Copy out each line that has "CRISANTO" in it.

Collected data:
------------------------

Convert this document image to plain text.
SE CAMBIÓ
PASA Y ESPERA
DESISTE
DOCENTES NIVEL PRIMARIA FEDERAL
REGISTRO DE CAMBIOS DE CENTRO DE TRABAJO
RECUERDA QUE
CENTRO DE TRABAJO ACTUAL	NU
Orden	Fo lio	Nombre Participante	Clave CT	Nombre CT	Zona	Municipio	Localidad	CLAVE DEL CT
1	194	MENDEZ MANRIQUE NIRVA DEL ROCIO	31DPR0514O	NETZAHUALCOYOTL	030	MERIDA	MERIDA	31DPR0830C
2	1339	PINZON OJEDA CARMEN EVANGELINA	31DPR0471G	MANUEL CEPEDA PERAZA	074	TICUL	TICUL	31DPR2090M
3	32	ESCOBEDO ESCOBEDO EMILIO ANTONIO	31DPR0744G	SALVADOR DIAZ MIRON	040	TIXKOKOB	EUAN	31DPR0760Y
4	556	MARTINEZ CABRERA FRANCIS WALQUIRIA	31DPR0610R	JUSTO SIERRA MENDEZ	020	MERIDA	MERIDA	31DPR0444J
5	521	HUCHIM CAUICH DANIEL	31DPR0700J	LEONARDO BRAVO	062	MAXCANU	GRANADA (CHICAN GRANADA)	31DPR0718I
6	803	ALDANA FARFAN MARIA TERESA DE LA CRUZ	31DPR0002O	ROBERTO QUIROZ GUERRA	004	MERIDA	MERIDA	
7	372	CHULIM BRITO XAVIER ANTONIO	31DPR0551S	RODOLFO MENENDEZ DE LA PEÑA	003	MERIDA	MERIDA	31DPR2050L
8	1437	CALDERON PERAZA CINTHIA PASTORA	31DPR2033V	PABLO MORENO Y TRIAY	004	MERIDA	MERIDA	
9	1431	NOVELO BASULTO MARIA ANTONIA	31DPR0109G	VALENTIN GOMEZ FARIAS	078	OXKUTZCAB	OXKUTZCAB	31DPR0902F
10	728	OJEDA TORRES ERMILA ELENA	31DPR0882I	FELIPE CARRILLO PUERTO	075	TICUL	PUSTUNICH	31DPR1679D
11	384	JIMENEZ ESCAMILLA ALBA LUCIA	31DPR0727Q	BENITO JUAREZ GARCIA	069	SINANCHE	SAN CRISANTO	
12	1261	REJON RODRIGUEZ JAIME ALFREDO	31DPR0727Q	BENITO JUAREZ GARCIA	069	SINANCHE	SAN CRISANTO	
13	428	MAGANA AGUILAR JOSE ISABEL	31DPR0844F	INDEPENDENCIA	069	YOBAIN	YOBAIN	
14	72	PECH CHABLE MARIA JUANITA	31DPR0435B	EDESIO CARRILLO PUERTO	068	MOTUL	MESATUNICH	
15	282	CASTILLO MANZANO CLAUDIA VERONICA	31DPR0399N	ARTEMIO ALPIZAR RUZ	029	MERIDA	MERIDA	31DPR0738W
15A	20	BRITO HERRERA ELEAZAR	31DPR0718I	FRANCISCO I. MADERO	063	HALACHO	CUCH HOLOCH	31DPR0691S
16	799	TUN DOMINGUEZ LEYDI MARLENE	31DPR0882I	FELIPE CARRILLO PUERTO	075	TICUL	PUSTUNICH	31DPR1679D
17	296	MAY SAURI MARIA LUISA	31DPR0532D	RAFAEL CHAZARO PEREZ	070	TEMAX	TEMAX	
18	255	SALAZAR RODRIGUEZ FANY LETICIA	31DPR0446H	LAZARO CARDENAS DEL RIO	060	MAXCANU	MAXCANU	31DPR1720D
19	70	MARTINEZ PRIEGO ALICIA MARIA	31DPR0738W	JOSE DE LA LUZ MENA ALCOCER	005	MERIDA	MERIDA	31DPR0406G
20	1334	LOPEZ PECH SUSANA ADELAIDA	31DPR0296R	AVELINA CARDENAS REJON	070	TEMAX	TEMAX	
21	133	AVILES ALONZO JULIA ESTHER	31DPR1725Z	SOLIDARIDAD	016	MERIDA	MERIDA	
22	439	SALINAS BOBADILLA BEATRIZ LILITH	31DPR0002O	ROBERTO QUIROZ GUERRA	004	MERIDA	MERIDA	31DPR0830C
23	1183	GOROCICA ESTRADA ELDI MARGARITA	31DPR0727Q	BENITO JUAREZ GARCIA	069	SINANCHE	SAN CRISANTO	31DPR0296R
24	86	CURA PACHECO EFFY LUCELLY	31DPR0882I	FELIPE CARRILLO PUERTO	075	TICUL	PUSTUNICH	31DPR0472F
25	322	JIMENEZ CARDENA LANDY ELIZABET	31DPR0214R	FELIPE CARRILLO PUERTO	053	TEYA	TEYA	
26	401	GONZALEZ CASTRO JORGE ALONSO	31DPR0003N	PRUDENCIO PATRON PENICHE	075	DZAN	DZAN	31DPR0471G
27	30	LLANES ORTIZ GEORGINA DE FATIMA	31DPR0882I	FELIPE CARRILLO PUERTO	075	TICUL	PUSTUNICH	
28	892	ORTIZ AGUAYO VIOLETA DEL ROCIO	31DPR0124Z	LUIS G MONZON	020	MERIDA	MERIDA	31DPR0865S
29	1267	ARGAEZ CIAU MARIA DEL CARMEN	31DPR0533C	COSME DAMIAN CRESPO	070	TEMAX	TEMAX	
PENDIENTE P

------------------------

:: ANSWER TO THE TASK ::
11	384	JIMENEZ ESCAMILLA ALBA LUCIA	31DPR0727Q	BENITO JUAREZ GARCIA	069	SINANCHE	SAN CRISANTO	
12	1261	REJON RODRIGUEZ JAIME ALFREDO	31DPR0727Q	BENITO JUAREZ GARCIA	069	SINANCHE	SAN CRISANTO	
23	1183	GOROCICA ESTRADA ELDI MARGARITA	31DPR0727Q	BENITO JUAREZ GARCIA	069	SINANCHE	SAN CRISANTO	31DPR0296R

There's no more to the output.